_Material supplied_.
* Begin *

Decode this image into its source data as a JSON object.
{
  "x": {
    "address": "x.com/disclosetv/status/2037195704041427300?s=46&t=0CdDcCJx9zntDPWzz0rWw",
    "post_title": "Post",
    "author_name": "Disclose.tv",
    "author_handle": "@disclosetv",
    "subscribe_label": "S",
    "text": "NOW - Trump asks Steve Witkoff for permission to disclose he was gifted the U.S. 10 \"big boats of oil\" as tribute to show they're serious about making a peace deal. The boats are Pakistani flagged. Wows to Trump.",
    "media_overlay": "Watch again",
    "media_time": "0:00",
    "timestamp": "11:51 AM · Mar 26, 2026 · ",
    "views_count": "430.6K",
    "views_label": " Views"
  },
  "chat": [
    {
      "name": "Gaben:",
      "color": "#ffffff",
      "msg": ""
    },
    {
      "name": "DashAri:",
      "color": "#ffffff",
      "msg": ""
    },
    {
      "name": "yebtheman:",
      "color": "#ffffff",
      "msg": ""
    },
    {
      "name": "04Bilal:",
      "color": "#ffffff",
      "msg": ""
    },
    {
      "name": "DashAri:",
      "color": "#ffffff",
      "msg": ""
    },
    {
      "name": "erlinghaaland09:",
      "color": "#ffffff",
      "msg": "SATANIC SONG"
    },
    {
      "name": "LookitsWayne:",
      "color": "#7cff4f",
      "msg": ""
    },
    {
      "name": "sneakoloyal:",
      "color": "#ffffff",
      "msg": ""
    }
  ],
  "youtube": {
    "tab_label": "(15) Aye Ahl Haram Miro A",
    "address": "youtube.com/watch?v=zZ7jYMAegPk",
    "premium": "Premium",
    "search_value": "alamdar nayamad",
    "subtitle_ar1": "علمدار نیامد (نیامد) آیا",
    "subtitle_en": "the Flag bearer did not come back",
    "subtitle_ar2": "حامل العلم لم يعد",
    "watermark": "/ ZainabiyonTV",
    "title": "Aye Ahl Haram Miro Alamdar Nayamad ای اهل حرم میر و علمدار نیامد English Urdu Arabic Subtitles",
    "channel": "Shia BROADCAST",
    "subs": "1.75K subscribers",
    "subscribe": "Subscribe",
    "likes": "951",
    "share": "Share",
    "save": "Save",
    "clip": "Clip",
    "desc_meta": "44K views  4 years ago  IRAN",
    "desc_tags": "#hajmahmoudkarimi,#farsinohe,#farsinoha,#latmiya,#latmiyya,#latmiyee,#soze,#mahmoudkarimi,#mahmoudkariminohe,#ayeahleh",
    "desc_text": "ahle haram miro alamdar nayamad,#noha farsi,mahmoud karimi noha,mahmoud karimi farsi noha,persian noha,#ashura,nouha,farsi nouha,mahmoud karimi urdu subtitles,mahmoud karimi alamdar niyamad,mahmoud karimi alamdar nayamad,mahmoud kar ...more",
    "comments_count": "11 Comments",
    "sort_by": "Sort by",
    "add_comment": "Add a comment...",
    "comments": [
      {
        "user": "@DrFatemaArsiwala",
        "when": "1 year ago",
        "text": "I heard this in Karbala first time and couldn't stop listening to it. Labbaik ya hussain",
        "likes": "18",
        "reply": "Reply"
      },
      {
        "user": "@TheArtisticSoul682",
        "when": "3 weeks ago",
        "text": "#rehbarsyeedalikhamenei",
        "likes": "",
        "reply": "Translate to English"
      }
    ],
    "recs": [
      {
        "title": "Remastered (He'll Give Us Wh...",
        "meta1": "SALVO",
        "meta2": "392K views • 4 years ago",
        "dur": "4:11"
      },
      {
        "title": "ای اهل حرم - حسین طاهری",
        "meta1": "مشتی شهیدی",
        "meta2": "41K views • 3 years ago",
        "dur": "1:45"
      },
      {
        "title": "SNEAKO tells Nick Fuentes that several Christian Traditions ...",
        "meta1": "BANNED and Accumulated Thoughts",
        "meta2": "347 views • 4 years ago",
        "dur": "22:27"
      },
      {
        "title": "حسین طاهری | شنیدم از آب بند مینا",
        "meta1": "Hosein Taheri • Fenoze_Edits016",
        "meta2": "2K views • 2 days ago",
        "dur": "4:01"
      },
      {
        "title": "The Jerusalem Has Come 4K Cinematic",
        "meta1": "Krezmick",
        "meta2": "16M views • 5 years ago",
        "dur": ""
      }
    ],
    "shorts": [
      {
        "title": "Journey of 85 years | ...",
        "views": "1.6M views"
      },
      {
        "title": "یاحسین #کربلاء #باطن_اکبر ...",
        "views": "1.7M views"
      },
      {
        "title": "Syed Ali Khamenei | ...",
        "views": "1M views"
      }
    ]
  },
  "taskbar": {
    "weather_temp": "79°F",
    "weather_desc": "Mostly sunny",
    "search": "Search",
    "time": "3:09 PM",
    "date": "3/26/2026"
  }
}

* End *
* Begin *

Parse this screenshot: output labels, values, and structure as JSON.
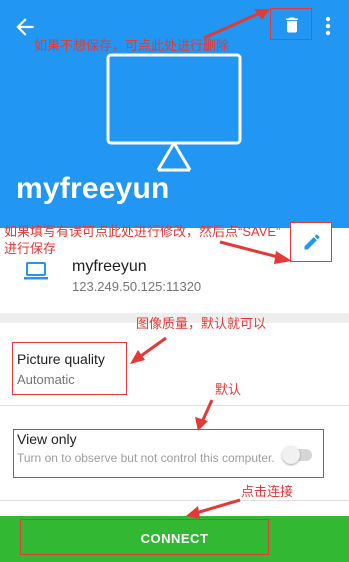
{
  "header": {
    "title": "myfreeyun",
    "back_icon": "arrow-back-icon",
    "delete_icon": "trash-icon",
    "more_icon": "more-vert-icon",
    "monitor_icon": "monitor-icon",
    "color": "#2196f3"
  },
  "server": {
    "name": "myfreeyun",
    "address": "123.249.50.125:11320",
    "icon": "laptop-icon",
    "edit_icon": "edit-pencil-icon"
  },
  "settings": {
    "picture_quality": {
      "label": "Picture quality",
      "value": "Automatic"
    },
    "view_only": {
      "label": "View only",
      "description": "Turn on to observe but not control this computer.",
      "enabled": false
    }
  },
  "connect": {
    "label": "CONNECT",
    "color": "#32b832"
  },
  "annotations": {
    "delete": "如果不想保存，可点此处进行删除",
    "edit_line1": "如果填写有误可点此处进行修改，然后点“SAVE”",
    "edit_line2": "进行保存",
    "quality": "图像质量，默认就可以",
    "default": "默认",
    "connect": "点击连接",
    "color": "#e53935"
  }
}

* End *
* Begin *

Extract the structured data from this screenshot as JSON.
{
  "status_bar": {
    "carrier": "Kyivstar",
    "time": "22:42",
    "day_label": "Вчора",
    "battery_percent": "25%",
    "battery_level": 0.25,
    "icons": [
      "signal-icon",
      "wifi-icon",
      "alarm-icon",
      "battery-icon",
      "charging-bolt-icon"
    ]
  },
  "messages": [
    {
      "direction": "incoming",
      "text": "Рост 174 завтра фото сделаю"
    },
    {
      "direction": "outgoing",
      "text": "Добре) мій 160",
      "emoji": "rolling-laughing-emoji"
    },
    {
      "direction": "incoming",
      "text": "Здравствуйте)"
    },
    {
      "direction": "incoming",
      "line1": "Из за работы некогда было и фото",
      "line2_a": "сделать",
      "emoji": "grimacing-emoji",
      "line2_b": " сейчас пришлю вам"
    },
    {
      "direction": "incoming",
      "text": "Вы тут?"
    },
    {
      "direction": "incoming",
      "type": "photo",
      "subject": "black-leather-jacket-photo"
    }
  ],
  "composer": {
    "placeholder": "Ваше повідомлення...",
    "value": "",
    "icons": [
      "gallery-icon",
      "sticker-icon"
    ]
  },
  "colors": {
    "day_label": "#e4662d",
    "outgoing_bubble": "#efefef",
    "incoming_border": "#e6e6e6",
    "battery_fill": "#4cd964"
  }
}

* End *

Report all lines of the data that include the word "фото".

_Exercise solution_.
      "text": "Рост 174 завтра фото сделаю"
      "line1": "Из за работы некогда было и фото",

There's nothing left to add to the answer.